Required task:
Each line that holds the word "Parku" counts once; give the total for the records below and nothing else.

Data entries:
━━━━━━━━━━━━━━━━━━━━━━━━━━━━━━
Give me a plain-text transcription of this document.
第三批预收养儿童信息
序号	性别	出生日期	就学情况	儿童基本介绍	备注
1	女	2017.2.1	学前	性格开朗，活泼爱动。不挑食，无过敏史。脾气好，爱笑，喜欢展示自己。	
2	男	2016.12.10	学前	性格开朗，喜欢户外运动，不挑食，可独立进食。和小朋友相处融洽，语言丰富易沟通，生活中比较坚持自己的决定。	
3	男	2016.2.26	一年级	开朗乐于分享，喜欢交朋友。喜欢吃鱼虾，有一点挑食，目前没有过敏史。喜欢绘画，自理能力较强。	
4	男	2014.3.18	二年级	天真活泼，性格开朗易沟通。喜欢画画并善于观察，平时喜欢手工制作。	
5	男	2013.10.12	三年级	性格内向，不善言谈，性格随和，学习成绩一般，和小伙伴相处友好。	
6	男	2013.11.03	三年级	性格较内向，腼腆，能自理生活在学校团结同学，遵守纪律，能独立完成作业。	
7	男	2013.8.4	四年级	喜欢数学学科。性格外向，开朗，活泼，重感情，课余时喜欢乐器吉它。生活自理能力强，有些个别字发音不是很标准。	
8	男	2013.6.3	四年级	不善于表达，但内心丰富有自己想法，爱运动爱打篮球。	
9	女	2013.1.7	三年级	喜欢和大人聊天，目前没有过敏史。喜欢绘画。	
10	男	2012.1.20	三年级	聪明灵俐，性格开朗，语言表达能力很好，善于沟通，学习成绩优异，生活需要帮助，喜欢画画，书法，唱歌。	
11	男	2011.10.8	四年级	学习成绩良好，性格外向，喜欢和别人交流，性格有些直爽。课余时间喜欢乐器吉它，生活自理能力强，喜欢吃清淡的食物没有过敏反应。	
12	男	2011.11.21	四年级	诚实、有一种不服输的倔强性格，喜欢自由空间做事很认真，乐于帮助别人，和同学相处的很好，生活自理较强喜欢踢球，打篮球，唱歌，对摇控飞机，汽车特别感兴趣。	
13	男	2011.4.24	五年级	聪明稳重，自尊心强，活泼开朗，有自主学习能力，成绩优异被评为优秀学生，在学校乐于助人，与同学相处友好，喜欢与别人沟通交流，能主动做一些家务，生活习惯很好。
━━━━━━━━━━━━━━━━━━━━━━━━━━━━━━
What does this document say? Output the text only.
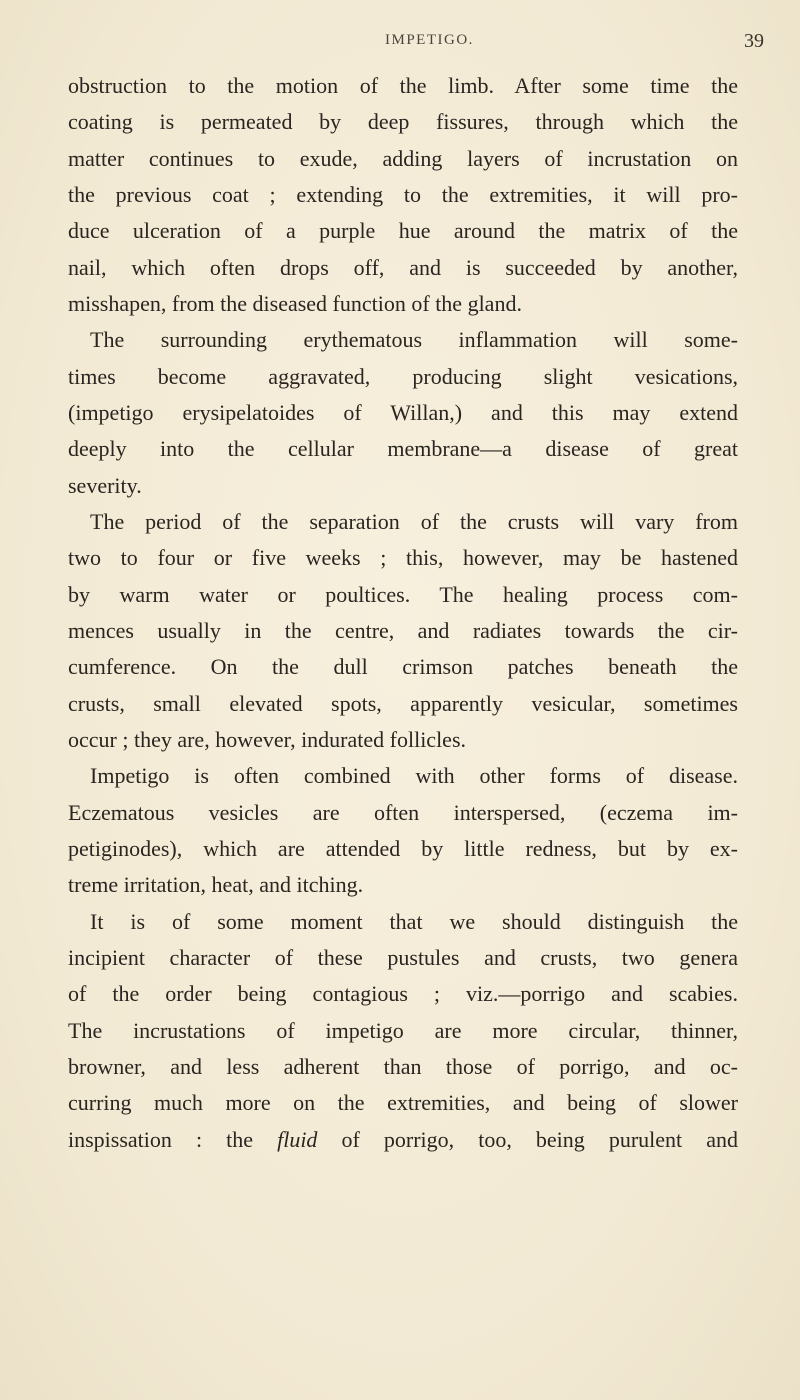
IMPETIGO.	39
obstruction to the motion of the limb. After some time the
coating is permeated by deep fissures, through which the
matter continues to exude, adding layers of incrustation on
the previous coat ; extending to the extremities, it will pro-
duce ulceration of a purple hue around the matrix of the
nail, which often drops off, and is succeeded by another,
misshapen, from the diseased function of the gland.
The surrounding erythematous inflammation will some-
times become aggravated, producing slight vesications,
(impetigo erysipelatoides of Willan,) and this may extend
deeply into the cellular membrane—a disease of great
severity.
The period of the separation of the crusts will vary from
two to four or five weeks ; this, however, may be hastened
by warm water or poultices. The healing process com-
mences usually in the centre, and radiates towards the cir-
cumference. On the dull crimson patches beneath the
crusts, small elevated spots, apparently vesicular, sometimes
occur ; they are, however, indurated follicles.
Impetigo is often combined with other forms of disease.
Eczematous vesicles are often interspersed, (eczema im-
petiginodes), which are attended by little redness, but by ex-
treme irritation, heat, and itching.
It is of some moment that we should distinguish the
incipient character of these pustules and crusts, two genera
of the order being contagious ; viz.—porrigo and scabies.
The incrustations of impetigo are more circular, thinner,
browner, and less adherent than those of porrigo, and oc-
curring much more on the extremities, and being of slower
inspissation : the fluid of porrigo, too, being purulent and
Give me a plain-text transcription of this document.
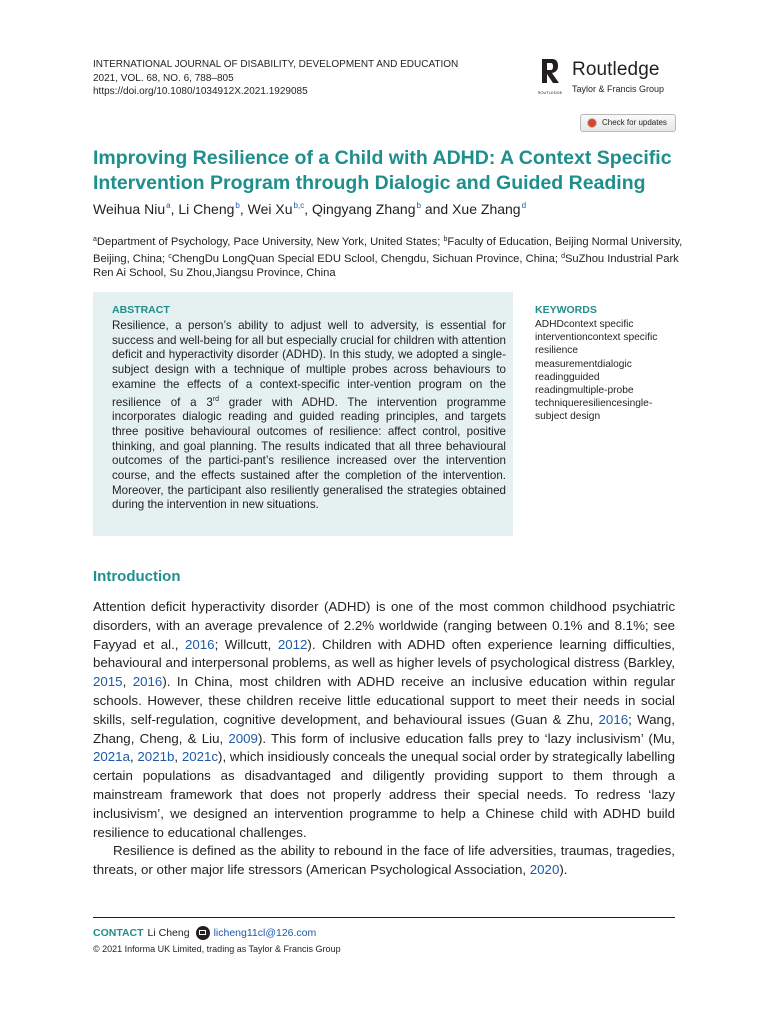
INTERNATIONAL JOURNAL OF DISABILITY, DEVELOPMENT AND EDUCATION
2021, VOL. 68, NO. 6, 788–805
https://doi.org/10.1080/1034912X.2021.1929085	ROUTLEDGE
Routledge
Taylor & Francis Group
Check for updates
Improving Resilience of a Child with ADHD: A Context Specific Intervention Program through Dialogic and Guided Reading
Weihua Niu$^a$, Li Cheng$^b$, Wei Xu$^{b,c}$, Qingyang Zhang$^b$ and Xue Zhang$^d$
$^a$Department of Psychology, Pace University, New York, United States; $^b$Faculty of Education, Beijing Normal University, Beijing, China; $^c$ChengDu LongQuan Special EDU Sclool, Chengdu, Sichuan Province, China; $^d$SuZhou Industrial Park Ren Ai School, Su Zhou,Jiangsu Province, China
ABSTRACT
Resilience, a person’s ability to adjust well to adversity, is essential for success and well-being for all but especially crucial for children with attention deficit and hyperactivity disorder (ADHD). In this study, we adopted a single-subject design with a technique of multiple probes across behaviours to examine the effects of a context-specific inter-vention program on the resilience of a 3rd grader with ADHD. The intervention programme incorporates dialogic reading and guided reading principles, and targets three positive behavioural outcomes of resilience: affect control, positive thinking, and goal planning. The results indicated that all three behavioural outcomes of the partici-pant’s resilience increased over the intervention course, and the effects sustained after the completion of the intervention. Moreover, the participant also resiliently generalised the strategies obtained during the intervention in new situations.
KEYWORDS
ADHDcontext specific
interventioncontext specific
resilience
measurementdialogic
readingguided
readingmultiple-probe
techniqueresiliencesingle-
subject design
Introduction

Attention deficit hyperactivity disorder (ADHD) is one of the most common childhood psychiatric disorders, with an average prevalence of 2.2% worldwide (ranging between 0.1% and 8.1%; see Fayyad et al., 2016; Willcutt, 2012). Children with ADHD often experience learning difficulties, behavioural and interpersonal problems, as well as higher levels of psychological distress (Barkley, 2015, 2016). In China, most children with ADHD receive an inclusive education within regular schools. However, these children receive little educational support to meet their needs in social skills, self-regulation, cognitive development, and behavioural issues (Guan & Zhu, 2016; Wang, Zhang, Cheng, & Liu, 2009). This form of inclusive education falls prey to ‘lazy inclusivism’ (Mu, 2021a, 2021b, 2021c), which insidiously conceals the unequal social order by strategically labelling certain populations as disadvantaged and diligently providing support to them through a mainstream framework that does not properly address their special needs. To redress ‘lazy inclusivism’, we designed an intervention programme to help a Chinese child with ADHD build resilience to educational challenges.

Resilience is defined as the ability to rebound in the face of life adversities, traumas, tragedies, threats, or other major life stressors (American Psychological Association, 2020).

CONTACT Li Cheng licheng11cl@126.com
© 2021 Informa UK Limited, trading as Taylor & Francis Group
━━━━━━━━━━━━━━━━━━━━━━━━━━━━━━
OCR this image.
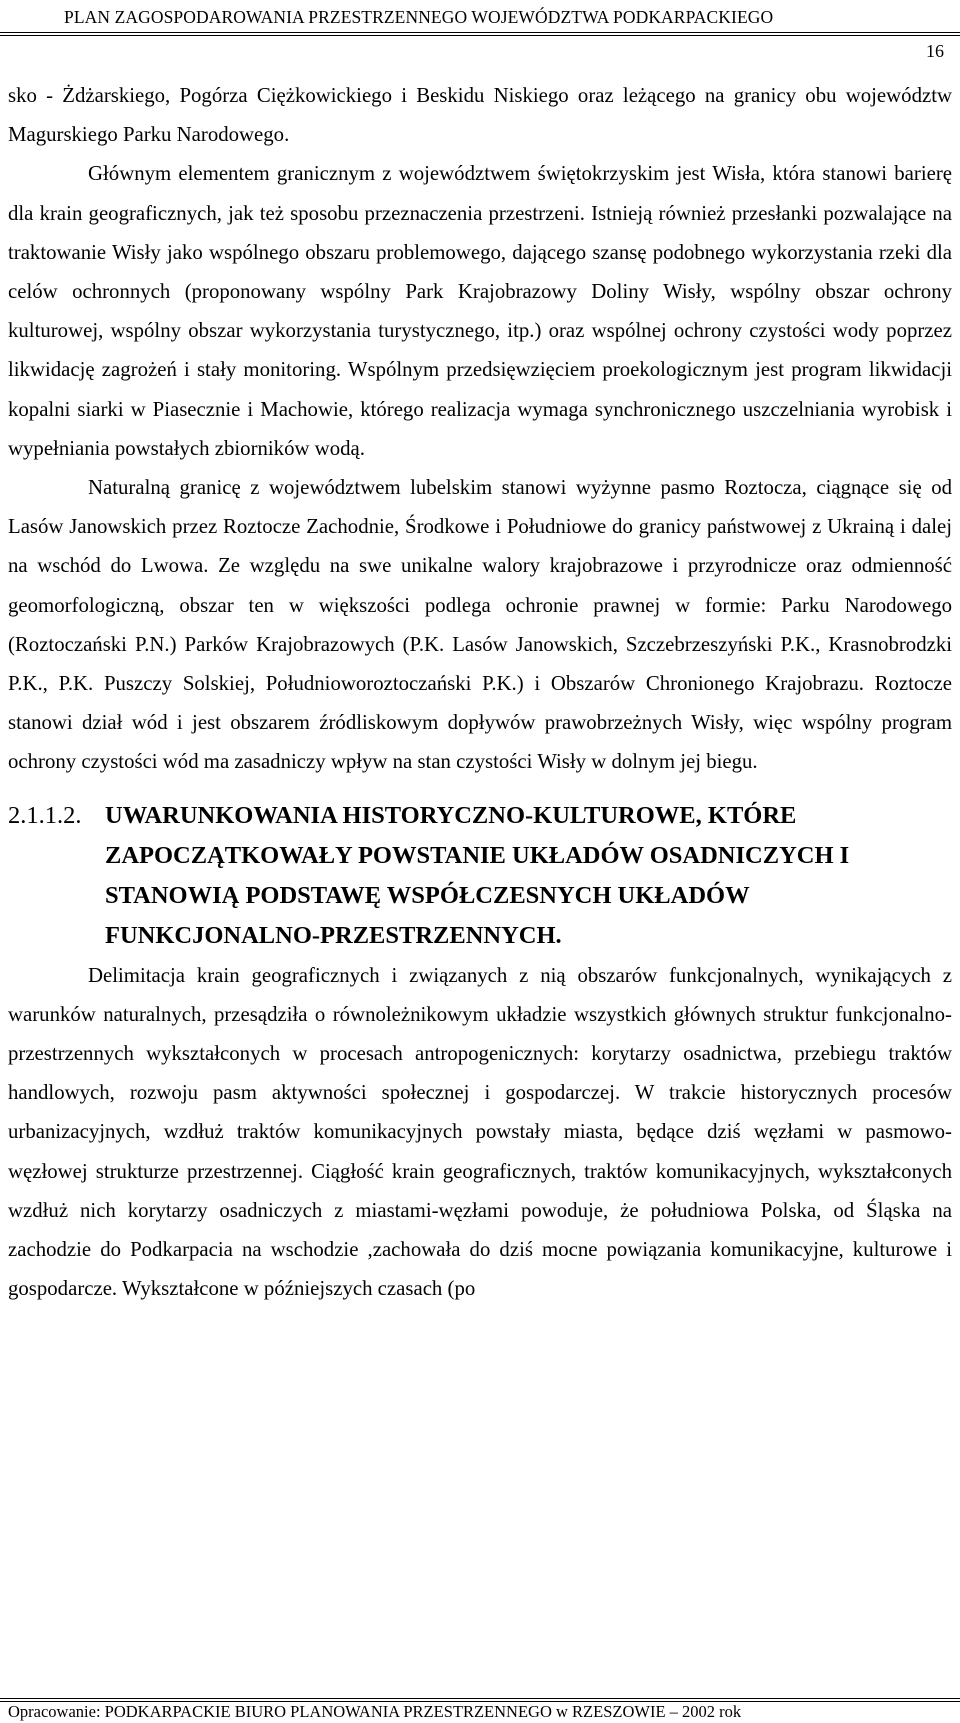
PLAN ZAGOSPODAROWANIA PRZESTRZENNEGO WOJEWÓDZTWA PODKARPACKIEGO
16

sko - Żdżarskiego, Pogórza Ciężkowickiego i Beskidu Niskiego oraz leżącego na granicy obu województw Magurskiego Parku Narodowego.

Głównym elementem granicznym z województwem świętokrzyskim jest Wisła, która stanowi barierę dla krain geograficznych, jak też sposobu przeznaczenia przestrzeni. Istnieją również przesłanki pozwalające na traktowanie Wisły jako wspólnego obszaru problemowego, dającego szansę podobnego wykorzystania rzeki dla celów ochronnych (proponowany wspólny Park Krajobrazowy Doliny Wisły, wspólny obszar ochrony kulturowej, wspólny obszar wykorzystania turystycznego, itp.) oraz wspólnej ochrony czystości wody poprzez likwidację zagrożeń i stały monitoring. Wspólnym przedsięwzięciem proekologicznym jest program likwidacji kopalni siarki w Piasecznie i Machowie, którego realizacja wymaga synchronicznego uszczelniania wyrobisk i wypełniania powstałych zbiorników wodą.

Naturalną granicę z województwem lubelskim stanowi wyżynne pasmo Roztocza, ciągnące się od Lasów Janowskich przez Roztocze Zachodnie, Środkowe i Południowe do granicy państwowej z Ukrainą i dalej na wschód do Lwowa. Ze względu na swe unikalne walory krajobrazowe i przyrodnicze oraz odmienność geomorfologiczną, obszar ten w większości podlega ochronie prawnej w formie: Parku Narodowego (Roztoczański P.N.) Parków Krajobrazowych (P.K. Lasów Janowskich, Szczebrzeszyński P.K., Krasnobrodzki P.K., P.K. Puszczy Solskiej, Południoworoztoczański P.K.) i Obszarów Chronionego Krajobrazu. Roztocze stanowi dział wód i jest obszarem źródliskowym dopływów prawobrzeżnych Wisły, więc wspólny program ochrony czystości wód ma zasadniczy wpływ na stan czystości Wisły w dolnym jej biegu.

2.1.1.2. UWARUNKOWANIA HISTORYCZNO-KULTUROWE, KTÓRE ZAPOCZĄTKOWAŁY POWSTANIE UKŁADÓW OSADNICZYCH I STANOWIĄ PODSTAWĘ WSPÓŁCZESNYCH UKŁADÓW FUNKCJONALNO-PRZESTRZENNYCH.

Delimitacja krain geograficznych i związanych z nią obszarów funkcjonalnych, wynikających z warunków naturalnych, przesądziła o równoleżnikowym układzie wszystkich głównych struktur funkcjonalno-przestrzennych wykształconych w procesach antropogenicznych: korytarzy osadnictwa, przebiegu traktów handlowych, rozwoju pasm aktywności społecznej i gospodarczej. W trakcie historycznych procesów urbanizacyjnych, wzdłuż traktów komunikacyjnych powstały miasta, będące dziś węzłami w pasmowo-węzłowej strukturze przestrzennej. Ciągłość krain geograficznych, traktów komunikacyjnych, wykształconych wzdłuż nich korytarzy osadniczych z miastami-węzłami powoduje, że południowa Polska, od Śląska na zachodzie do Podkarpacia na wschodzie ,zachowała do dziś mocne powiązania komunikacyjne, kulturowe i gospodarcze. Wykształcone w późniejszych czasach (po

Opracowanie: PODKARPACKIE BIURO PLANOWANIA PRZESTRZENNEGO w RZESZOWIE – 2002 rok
━━━━━━━━━━━━━━━━━━━━━━━━━━━━━━
Full output:
2